> _THE PROBLEM_:
Reproduce the records below exactly as they appear, omitting any pictures they contain.
--- RECORDS SUPPLIED ---
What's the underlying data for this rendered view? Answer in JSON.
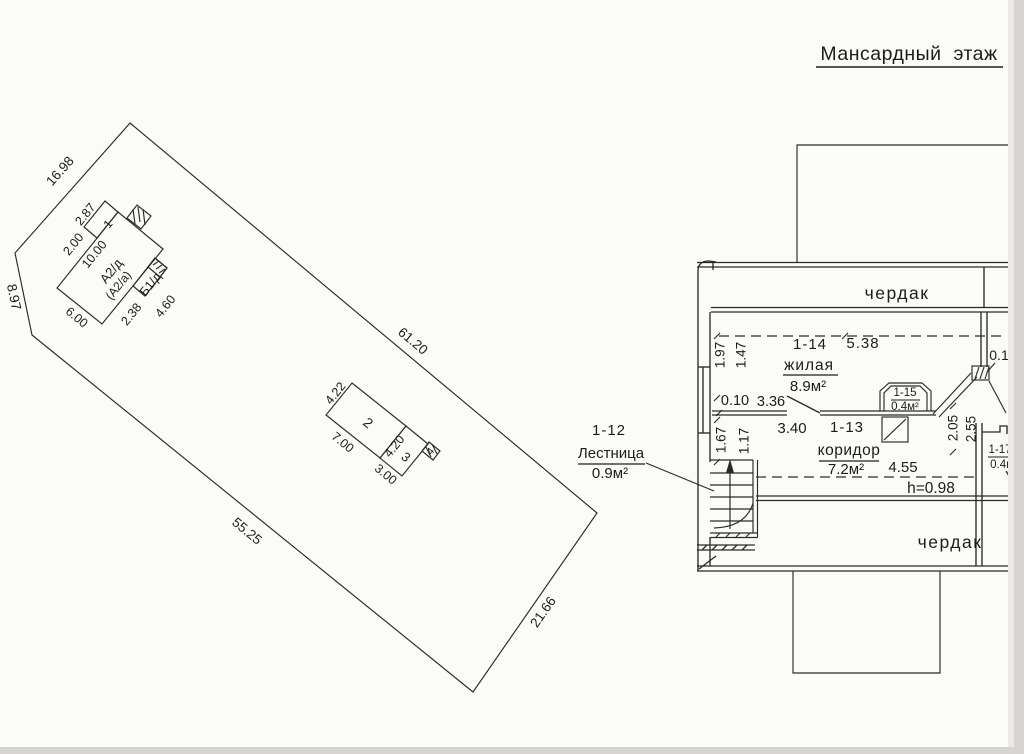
{
  "plan": {
    "title": "Мансардный этаж",
    "attic_top": "чердак",
    "attic_bottom": "чердак",
    "living_num": "1-14",
    "living_name": "жилая",
    "living_area": "8.9м²",
    "corridor_num": "1-13",
    "corridor_name": "коридор",
    "corridor_area": "7.2м²",
    "stairs_num": "1-12",
    "stairs_name": "Лестница",
    "stairs_area": "0.9м²",
    "closet15_num": "1-15",
    "closet15_area": "0.4м²",
    "closet17_num": "1-17",
    "closet17_area": "0.4м²",
    "dim_538": "5.38",
    "dim_197": "1.97",
    "dim_147": "1.47",
    "dim_010": "0.10",
    "dim_336": "3.36",
    "dim_340": "3.40",
    "dim_455": "4.55",
    "dim_h": "h=0.98",
    "dim_205": "2.05",
    "dim_255": "2.55",
    "dim_167": "1.67",
    "dim_117": "1.17",
    "dim_01": "0.1"
  },
  "site": {
    "dim_1698": "16.98",
    "dim_897": "8.97",
    "dim_6120": "61.20",
    "dim_2166": "21.66",
    "dim_5525": "55.25",
    "house_name": "А2/д",
    "house_name2": "(А2/а)",
    "house_annex": "Б1/д",
    "house_part": "1",
    "dim_287": "2.87",
    "dim_200": "2.00",
    "dim_1000": "10.00",
    "dim_600": "6.00",
    "dim_238": "2.38",
    "dim_460": "4.60",
    "barn_num": "2",
    "barn_annex": "3",
    "barn_shed": "4",
    "dim_422": "4.22",
    "dim_700": "7.00",
    "dim_420": "4.20",
    "dim_300": "3.00"
  }
}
---
> _ANSWER TO THIS PROBLEM_:
What's the underlying data for this rendered view? Answer in JSON.
{
  "plan": {
    "title": "Мансардный этаж",
    "attic_top": "чердак",
    "attic_bottom": "чердак",
    "living_num": "1-14",
    "living_name": "жилая",
    "living_area": "8.9м²",
    "corridor_num": "1-13",
    "corridor_name": "коридор",
    "corridor_area": "7.2м²",
    "stairs_num": "1-12",
    "stairs_name": "Лестница",
    "stairs_area": "0.9м²",
    "closet15_num": "1-15",
    "closet15_area": "0.4м²",
    "closet17_num": "1-17",
    "closet17_area": "0.4м²",
    "dim_538": "5.38",
    "dim_197": "1.97",
    "dim_147": "1.47",
    "dim_010": "0.10",
    "dim_336": "3.36",
    "dim_340": "3.40",
    "dim_455": "4.55",
    "dim_h": "h=0.98",
    "dim_205": "2.05",
    "dim_255": "2.55",
    "dim_167": "1.67",
    "dim_117": "1.17",
    "dim_01": "0.1"
  },
  "site": {
    "dim_1698": "16.98",
    "dim_897": "8.97",
    "dim_6120": "61.20",
    "dim_2166": "21.66",
    "dim_5525": "55.25",
    "house_name": "А2/д",
    "house_name2": "(А2/а)",
    "house_annex": "Б1/д",
    "house_part": "1",
    "dim_287": "2.87",
    "dim_200": "2.00",
    "dim_1000": "10.00",
    "dim_600": "6.00",
    "dim_238": "2.38",
    "dim_460": "4.60",
    "barn_num": "2",
    "barn_annex": "3",
    "barn_shed": "4",
    "dim_422": "4.22",
    "dim_700": "7.00",
    "dim_420": "4.20",
    "dim_300": "3.00"
  }
}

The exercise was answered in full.